### Set exercise A
Summarize the text on object play and imaginative play in two sentences.
### Set exercise B
Which early objects of play does the text on object play and imaginative play name?

### Source document
+++++
A young girl playing on a slide.
A preschool boy playing with buildnig blocks

Object Play

Curiosity about “objects” is a pervasive, innately fun type of play. Spoons, teething rings, or foods are early objects of play. As children develop skills in manipulating objects (such as banging on pans or skipping rocks), the circuits in the brain become richer. There is pleasure in the physical and movement aspects of object play — in putting together a puzzle, kicking a ball, or tossing a paper wad into a wastebasket. And as JPL managers discovered, early object play with the hands creates a brain that is better able to identify and solve system problems.

Imaginative Play

The earliest evidence of imaginative play comes at about the age of two, in the form of fragmentary stories. Play scholar Brian Sutton-Smith describes these fragments as partial narratives: They are not a complete story with a beginning, middle, and end. They may be just the beginning or middle. In time, children develop the ability to create a complete narrative. This progression occurs in children worldwide, and is an integral aspect of their play. Children are gleeful as they tell their stories.
+++++
[Saved data entries]
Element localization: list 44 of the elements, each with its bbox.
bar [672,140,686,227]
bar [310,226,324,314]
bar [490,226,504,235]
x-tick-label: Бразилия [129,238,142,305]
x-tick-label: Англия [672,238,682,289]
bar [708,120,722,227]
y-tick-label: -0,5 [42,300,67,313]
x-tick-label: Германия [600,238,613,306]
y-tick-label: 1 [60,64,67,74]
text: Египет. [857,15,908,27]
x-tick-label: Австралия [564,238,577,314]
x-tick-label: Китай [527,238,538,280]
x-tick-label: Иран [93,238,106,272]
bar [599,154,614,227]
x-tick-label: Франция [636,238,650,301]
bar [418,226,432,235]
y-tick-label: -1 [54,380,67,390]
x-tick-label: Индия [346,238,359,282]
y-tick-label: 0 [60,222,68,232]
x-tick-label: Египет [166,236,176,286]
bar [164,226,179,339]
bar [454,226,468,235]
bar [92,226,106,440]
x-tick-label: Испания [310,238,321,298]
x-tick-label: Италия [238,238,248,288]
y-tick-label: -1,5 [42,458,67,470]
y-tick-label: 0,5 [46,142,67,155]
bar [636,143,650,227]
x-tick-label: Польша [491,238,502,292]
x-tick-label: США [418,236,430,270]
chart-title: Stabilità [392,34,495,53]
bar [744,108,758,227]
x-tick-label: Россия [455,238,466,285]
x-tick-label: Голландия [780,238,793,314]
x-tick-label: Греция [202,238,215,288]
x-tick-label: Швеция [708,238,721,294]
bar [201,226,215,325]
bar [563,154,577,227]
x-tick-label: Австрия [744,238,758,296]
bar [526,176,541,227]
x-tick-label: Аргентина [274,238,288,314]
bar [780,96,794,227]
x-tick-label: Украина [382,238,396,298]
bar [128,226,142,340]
+++++
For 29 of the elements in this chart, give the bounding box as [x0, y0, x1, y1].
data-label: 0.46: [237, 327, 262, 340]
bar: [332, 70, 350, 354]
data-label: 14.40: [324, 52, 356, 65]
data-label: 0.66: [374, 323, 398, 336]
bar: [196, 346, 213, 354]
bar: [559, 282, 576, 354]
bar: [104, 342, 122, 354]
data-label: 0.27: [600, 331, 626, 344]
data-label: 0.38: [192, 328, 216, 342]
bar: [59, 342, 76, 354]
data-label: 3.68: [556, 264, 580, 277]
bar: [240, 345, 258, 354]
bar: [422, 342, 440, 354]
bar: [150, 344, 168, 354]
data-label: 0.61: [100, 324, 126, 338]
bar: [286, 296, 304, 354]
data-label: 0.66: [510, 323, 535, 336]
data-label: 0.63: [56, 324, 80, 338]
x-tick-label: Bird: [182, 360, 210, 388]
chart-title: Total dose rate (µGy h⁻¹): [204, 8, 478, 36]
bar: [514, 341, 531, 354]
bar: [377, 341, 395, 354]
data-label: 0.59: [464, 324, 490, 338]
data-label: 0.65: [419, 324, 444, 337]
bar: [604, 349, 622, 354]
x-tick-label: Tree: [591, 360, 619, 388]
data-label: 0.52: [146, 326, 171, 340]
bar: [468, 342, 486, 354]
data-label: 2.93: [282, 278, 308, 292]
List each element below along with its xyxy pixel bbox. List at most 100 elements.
+++++
### Final answer A
Object play starts with early objects such as spoons and teething rings, and as children gain skill in manipulating objects, their brain circuits become richer and better able to identify and solve system problems. Imaginative play first appears at about age two as fragmentary stories, and over time children develop the ability to create a complete narrative, a progression that occurs worldwide.

### Final answer B
- Spoons
- Teething rings
- Foods